• _Task statement_: Scan the data for "costs" and copy the lines it appears in.

• _Records shown_:

**********

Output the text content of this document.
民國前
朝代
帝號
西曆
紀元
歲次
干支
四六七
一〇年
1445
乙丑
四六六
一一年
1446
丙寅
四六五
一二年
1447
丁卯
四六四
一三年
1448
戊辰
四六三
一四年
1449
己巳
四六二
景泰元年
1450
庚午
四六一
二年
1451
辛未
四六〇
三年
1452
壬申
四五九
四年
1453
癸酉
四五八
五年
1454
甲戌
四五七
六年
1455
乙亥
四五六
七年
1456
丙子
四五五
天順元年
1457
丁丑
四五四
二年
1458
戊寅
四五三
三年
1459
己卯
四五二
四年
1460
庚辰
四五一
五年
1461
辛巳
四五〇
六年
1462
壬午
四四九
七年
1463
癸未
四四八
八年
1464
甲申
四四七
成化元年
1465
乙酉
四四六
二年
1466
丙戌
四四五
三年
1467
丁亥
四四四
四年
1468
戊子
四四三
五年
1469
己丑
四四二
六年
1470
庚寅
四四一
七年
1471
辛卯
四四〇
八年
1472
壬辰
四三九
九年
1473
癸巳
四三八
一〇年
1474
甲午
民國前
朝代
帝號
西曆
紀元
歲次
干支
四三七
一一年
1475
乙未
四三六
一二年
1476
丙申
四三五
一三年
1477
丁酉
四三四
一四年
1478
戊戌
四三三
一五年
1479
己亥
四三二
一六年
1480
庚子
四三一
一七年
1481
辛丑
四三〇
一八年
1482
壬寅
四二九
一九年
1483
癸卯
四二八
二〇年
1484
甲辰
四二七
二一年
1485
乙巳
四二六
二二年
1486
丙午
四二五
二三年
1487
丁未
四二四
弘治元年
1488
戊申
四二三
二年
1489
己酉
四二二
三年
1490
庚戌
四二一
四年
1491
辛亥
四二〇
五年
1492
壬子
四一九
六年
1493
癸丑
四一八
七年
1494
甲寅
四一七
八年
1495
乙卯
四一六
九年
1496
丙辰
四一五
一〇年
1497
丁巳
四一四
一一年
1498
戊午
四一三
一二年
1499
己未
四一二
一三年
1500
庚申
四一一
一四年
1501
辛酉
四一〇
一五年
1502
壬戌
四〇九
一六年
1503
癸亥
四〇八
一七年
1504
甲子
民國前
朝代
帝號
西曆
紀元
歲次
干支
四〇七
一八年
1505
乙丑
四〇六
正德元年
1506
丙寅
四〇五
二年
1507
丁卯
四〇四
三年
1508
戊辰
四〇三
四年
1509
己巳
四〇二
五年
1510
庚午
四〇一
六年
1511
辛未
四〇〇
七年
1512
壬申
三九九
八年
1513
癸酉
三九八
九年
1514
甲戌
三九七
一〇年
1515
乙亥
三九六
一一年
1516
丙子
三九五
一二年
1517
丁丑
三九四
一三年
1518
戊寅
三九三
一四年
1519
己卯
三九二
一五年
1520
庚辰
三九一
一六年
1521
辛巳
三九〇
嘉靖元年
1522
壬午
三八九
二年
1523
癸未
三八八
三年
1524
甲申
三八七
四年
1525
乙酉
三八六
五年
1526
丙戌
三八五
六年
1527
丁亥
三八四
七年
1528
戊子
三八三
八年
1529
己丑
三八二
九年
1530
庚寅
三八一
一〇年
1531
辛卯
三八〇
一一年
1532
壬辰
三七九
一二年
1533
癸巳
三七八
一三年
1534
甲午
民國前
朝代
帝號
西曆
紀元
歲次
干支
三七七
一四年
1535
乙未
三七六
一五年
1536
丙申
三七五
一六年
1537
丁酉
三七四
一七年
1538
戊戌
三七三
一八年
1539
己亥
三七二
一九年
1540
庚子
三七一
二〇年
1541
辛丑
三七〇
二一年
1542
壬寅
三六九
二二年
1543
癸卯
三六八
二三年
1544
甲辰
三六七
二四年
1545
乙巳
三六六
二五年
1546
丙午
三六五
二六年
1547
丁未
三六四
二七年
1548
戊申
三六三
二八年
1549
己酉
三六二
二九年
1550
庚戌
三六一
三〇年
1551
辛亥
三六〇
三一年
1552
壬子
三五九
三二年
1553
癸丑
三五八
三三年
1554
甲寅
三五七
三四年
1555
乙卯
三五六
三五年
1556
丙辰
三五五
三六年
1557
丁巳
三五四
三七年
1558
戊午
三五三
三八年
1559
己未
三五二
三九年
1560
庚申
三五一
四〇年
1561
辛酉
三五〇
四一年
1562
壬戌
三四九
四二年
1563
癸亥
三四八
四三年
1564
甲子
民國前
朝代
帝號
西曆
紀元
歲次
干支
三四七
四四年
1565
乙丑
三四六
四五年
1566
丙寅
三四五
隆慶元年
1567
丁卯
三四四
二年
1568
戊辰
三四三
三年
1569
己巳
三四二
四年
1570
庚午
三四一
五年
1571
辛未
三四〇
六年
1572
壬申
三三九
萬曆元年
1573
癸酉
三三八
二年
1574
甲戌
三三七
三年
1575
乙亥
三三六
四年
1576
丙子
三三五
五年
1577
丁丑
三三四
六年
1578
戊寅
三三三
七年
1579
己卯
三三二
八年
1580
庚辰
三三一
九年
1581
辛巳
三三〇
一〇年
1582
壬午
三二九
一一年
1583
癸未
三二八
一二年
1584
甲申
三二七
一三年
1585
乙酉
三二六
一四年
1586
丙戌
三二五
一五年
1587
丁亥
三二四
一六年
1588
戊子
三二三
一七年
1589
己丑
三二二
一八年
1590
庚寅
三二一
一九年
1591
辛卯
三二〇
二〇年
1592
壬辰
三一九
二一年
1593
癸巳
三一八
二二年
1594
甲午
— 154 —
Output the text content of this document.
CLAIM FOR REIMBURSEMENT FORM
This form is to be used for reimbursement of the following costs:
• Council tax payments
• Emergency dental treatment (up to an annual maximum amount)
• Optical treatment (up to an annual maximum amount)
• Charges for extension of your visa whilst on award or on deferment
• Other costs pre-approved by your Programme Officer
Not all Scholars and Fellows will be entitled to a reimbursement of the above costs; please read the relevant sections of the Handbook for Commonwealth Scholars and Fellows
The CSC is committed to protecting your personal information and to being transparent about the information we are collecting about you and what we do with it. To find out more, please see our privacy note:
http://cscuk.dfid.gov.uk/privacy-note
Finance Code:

**********

• _Written solution_:
This form is to be used for reimbursement of the following costs:
• Other costs pre-approved by your Programme Officer
Not all Scholars and Fellows will be entitled to a reimbursement of the above costs; please read the relevant sections of the Handbook for Commonwealth Scholars and Fellows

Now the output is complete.